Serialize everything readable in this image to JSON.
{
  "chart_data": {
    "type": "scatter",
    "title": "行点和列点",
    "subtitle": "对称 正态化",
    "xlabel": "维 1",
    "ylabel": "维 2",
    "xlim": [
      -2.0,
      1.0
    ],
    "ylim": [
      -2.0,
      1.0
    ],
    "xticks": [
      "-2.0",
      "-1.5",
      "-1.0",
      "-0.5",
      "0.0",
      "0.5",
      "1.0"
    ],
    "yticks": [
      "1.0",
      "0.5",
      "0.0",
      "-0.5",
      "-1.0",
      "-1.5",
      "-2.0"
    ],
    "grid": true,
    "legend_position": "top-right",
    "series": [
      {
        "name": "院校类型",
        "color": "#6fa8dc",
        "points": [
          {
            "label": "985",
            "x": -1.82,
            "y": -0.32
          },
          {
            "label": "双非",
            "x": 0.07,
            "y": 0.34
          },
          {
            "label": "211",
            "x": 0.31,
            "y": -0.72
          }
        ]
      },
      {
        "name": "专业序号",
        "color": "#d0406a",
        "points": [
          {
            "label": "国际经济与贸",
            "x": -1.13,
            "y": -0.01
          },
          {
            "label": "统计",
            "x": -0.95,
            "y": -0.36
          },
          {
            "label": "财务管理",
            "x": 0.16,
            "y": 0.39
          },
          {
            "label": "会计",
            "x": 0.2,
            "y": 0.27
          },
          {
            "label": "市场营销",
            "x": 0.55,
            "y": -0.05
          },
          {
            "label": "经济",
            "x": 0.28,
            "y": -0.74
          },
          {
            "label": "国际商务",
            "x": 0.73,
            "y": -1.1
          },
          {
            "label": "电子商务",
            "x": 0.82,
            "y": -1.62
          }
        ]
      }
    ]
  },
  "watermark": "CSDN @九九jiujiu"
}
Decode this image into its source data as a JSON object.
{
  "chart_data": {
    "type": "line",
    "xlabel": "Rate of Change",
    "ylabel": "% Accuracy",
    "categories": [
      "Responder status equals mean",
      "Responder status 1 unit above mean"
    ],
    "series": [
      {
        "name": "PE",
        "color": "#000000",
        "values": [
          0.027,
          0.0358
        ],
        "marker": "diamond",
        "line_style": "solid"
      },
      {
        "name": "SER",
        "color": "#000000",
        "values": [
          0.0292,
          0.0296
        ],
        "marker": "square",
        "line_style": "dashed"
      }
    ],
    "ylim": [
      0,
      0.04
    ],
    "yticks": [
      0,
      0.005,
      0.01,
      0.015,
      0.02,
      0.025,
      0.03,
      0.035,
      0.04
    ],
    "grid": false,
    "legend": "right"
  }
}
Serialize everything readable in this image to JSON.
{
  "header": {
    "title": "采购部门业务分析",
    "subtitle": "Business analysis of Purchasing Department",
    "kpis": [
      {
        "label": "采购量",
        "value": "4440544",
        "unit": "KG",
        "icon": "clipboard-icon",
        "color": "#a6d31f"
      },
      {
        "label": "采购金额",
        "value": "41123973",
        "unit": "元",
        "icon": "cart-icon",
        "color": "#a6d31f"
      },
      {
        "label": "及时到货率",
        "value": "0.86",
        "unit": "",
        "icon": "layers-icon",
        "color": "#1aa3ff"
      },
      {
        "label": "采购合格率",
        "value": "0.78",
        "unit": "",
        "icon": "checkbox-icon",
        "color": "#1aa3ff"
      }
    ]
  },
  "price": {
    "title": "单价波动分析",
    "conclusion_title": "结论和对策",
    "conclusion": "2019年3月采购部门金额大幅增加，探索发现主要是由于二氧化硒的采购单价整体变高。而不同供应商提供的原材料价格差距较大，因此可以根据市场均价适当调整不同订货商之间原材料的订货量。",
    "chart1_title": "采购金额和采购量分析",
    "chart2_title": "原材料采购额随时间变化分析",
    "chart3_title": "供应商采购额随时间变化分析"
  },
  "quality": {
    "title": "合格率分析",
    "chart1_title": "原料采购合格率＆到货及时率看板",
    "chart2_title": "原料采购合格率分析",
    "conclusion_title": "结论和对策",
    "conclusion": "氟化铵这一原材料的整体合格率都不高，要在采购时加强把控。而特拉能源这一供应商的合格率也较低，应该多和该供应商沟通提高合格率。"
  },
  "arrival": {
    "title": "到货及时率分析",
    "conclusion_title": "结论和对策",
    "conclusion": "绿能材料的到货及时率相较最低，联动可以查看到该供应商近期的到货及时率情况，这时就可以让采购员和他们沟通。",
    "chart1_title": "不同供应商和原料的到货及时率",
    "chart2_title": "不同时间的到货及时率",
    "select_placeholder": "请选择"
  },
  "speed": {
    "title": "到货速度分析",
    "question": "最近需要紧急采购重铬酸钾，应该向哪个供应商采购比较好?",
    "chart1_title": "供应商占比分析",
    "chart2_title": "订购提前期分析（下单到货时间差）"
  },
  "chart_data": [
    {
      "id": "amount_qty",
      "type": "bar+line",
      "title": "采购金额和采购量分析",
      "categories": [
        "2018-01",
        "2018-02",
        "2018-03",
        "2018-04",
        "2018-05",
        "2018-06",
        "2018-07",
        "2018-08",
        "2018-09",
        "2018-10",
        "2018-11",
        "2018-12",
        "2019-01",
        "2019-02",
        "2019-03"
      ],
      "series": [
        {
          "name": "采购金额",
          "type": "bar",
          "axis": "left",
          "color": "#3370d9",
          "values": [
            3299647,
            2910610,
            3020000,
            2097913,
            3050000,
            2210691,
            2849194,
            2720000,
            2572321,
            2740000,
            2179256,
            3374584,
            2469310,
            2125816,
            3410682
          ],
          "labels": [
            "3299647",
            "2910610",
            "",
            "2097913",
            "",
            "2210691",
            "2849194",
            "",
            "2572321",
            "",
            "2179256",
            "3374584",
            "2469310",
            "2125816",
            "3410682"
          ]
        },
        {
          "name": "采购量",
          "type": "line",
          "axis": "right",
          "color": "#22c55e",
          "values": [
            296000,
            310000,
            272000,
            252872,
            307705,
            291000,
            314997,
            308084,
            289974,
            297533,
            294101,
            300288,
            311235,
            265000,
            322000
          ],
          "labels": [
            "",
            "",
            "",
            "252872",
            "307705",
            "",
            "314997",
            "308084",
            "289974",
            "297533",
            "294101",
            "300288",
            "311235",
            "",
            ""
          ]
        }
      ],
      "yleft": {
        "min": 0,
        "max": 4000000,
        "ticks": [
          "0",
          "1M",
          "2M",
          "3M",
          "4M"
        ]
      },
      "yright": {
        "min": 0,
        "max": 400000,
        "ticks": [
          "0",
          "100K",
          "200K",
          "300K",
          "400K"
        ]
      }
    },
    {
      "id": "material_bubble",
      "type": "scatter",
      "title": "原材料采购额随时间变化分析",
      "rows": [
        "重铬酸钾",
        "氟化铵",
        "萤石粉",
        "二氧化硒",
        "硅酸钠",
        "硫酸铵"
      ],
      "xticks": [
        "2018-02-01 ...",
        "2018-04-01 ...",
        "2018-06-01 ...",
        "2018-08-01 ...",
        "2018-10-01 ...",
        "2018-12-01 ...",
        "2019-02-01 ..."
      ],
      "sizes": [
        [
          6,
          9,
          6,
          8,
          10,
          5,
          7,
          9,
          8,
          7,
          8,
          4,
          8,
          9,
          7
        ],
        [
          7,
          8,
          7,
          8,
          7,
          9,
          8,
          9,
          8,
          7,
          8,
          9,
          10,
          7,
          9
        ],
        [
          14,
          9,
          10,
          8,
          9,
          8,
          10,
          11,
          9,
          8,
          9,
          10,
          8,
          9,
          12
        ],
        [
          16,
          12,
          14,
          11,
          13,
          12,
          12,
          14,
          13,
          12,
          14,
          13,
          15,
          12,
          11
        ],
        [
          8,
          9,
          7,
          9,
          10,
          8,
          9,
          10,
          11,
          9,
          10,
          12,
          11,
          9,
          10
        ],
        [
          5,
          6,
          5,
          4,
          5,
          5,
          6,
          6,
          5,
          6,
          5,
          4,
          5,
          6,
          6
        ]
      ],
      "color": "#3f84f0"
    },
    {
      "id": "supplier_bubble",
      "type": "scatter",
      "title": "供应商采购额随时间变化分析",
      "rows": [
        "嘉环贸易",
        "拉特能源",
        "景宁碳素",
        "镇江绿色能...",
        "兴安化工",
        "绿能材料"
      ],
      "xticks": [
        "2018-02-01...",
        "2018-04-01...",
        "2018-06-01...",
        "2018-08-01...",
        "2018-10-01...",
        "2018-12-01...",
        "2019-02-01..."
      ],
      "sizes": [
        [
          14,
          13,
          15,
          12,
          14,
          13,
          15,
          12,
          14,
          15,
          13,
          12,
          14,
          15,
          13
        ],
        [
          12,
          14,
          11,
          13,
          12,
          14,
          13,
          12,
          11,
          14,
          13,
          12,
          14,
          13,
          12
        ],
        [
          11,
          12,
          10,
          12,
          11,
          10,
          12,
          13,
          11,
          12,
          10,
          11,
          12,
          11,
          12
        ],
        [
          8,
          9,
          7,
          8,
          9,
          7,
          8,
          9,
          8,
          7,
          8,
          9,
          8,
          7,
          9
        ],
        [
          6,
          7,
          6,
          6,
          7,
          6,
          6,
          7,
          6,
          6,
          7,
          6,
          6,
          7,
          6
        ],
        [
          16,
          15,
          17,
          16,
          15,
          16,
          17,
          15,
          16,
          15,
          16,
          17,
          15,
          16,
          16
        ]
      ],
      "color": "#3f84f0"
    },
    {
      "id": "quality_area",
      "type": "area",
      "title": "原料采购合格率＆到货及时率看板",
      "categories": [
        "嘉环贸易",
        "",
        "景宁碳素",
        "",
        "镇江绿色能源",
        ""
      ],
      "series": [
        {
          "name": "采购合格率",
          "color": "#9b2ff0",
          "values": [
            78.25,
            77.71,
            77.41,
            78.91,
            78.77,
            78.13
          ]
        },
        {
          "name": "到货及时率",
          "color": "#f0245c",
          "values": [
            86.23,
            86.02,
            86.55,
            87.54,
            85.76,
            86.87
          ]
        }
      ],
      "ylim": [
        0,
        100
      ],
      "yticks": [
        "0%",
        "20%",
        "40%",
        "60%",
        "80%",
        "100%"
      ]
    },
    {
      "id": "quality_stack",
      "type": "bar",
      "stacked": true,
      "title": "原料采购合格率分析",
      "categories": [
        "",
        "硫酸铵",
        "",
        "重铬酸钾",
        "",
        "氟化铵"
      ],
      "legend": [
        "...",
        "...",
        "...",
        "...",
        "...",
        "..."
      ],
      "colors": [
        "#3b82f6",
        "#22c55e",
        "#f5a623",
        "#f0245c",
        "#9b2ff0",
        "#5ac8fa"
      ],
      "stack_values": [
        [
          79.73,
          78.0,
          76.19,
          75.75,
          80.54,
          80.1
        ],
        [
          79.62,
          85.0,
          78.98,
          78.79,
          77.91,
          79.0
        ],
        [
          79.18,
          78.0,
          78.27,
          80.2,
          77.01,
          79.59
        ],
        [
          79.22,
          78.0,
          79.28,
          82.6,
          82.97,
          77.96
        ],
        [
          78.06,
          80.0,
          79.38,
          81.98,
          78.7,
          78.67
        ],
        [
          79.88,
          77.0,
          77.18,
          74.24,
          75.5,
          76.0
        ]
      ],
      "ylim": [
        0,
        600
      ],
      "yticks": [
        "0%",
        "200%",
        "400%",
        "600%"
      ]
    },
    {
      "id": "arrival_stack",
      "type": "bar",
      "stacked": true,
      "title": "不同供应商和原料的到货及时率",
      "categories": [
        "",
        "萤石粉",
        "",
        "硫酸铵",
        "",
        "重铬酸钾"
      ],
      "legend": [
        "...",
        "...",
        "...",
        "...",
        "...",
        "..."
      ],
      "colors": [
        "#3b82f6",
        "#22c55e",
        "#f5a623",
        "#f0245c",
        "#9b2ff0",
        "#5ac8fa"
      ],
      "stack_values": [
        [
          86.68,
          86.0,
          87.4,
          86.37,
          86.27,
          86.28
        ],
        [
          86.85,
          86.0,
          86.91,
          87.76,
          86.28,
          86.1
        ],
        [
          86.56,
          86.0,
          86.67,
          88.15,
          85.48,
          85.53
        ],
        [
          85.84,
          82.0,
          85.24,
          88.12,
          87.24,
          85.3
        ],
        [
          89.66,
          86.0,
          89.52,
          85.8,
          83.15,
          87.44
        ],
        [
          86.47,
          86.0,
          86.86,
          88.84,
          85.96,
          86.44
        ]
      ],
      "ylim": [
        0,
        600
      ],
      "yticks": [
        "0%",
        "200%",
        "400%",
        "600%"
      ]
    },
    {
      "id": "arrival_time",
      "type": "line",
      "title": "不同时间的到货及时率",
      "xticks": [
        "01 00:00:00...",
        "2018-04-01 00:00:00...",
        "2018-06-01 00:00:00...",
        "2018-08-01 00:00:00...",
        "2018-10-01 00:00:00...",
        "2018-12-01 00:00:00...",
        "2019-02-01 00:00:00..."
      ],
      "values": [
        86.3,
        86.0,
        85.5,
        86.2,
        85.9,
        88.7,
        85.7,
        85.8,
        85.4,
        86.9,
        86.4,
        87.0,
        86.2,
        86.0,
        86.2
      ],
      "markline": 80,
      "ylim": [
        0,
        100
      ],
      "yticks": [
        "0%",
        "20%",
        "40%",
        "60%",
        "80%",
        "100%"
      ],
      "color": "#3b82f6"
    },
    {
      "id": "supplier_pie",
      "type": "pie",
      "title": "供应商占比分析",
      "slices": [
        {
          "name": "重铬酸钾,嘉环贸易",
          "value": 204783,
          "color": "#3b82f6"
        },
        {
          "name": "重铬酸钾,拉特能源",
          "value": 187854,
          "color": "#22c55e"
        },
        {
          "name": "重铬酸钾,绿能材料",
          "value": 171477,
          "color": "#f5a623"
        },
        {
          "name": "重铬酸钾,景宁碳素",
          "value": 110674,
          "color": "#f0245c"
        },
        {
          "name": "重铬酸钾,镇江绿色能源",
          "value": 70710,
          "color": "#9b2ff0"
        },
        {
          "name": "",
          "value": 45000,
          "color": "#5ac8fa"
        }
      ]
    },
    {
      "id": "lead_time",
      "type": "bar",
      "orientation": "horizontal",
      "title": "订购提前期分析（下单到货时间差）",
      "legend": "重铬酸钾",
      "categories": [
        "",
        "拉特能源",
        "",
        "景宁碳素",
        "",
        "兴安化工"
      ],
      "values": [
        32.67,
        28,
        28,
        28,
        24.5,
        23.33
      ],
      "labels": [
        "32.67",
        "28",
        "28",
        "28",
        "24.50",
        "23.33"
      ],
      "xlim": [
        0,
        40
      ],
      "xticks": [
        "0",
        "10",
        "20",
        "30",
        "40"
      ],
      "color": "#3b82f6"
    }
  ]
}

Exercise> Collect every line with the string "供应商占比分析" from the records, and copy each.

Complete output>
    "chart1_title": "供应商占比分析",
      "title": "供应商占比分析",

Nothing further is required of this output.